##### 本文
PCOS
国際的な診療ガイドラインに基づく
概要
多嚢胞性卵巣症候群(たのうほうせいらんそうしょうこうぐん、PCOS)は、卵巣でホルモンのバランスが乱れることで起こる病気です。卵巣に小さな嚢胞(のうほう:体液がたまった袋)がたくさんできることが特徴ですが、これは症状の一部にすぎません。PCOSは、月経(生理)不順、ニキビ、体毛が濃くなる、体重増加などを引き起こすことがあります。
重要な事実
- PCOSは女性ホルモンとインスリン(血糖を調整するホルモン)のバランスが乱れることで起こります
- 症状は人によって大きく異なり、軽い人もいれば重い人もいます
- 適切な管理で症状を改善し、健康リスクを減らせます
はい、PCOSはとてもよく見られる病気です。女性の約10人に1人がかかると言われています。
主に妊娠可能な年齢(10代後半から40代)の女性に影響します。特に20代から30代で診断されることが多いです。思春期の少女にも見られます。
症状
- 急な激しい下腹部の痛み(卵巣嚢胞の破裂や捻転(ねんてん)の可能性)
- 大量の出血でふらつく、意識がもうろうとする
- 突然の息切れや胸の痛み(血栓の可能性)
- ⚠生理が3ヶ月以上来ない
- ⚠出血が止まらず貧血症状(めまい、疲れやすい)がある
- ⚠急に体重が増えたり、ニキビや体毛が増えたりした
一般的な症状
- 月経不順(生理が来ない、不規則、量が少ないまたは多い)
- にきび(特に顔や背中)
- 体毛が濃くなる(顔、胸、お腹、太ももなど)
- 体重増加または減量しにくい
- 頭頂部の髪が薄くなる(男性型脱毛)
- 皮膚の色素沈着(首の後ろや脇の下が黒ずむ)
- 卵巣に小さな嚢胞(のうほう)ができる
子供の症状
- 思春期に月経が始まらないまたは不規則
- 年齢のわりにひどいニキビ
- 早い時期から体毛が濃くなる
- 体重増加や肥満
高齢者の症状
- 更年期以降は生理がなくなるため、月経関連の症状は減ります
- インスリン抵抗性(血糖コントロールの異常)が続き、2型糖尿病のリスクが高まります
- 脂質異常症(コレステロールや中性脂肪の異常)や高血圧のリスクが上がります
- 子宮内膜がん(子宮の内側の組織にできるがん)のリスクがわずかに高まることがあります(生理が少ないため)
原因
主な原因
- ホルモンバランスの乱れ(特に黄体形成ホルモンと性ホルモンのバランス異常)
##########
=== やること ===
a: PCOSの本文のうち「- ⚠生理が3ヶ月以上来ない」から「- 皮膚の色素沈着(首の後ろや脇の下が黒ずむ)」まで(両端も含む)を、「体毛」を「ムダ毛」に置き換えて書き出してください。
b: PCOSの本文を、最後の文の続きから書き進めてください。
このあとに並ぶ行は、本文とは別の資料です。
##### 入力データ
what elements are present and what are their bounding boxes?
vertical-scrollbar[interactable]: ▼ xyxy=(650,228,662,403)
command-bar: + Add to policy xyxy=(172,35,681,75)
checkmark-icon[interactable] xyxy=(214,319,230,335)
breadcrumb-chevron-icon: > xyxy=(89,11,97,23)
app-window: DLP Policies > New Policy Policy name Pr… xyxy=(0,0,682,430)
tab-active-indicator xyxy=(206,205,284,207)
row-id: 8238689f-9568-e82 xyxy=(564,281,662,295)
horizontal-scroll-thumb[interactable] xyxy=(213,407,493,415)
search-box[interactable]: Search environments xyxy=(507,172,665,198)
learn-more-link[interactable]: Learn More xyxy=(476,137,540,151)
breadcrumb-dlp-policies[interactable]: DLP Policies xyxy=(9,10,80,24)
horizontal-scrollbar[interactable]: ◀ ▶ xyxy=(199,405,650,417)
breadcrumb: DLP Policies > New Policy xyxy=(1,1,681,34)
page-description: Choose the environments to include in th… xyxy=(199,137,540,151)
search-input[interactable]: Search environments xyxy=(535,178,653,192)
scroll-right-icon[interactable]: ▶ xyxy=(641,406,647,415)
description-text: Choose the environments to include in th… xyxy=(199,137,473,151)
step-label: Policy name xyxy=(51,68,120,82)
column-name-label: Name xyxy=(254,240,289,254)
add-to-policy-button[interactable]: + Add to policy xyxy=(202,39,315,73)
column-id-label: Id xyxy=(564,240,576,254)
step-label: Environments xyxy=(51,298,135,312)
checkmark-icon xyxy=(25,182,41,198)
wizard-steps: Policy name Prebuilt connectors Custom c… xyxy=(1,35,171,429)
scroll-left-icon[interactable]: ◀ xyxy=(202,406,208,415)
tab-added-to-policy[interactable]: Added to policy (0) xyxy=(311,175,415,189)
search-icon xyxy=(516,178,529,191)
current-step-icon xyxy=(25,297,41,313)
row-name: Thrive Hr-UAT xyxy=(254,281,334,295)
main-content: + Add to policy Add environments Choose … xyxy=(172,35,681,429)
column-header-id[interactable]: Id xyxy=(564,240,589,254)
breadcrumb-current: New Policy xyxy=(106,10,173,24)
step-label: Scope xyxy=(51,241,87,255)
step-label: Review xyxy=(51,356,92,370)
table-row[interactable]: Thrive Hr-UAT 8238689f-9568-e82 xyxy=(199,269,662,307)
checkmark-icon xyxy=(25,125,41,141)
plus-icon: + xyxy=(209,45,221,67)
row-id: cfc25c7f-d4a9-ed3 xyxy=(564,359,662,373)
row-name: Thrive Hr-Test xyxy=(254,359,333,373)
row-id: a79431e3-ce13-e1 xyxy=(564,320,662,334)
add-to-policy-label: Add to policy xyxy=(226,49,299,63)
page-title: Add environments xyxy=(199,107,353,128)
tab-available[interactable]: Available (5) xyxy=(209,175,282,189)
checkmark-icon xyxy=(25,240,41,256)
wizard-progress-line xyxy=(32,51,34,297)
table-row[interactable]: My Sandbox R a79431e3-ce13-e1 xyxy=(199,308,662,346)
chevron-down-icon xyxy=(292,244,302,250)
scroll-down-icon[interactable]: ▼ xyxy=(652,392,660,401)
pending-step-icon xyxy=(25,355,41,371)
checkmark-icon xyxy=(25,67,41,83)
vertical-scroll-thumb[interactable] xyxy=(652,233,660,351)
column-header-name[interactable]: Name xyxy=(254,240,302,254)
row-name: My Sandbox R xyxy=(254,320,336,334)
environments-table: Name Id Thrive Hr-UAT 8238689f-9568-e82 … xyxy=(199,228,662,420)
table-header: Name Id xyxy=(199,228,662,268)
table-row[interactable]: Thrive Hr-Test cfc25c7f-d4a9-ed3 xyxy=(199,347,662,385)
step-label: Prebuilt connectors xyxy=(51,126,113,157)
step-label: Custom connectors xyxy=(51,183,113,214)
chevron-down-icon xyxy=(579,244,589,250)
##########
=== 課題の答え ===
a:
- ⚠生理が3ヶ月以上来ない
- ⚠出血が止まらず貧血症状(めまい、疲れやすい)がある
- ⚠急に体重が増えたり、ニキビやムダ毛が増えたりした
一般的な症状
- 月経不順(生理が来ない、不規則、量が少ないまたは多い)
- にきび(特に顔や背中)
- ムダ毛が濃くなる(顔、胸、お腹、太ももなど)
- 体重増加または減量しにくい
- 頭頂部の髪が薄くなる(男性型脱毛)
- 皮膚の色素沈着(首の後ろや脇の下が黒ずむ)

b:
- インスリン抵抗性(インスリンが効きにくく、体がより多くのインスリンを作る状態)
- 遺伝的な要素(家族にPCOSや糖尿病の人がいる場合、かかりやすい)
リスク要因
- 家族にPCOS、2型糖尿病、または肥満の人がいる
- 体重が標準より多い(特に内臓脂肪が多い)
- 運動不足と不健康な食生活
- 幼い頃の体重増加
受診の目安
緊急で受診すべき場合:
- 激しい腹痛がある
- 大量の出血で倒れそうになる
定期受診を予約すべき場合:
- 生理がずっと不規則(年に9回以下しか来ない)
- ニキビや体毛の増加が気になる
- 妊娠を希望しているがなかなかできない
- 体重管理が難しくなった
診断
PCOSの診断は、症状を聞く問診、血液検査、そして超音波(エコー)検査を組み合わせて行われます。医師は他の病気の可能性を除外しながら診断します。
行われる可能性のある検査
- 血液検査:女性ホルモン(男性ホルモンが多いか)、血糖値、インスリン値、甲状腺ホルモンなどを調べます
- 超音波(エコー)検査:卵巣の大きさや嚢胞の有無を確認します
- 体重や血圧測定:代謝の状態を評価します
診察で予想されること
診断には数回の受診が必要なこともあります。医師はあなたの症状や希望(妊娠を考えているかなど)をよく聞きます。検査結果に基づいて、最適な治療計画を一緒に立てます。
治療
PCOSの治療は、症状や将来の妊娠希望によって異なります。多くの場合、生活習慣の改善が基本となります。薬物療法や手術が必要になることもありますが、必ず医師と相談して決めましょう。
自宅でのセルフケア
- バランスの良い食事(野菜、全粒穀物、良質なタンパク質を中心に)
- 定期的な運動(週に150分以上、ウォーキングや水泳など)
- 体重管理(標準体重に近づけると症状が大きく改善することが多い)
- ストレスを減らす(ヨガ、瞑想、趣味の時間)
- 禁煙と節度ある飲酒
医療治療
医師は症状に応じて、ホルモンバランスを調整する薬(低用量ピルなど)や、インスリンの働きを改善する薬(メトホルミンなど)を処方することがあります。また、排卵を促す薬や、体毛を減らす外用薬、ニキビ治療薬なども使われます。いずれも医師の指導のもとで使用してください。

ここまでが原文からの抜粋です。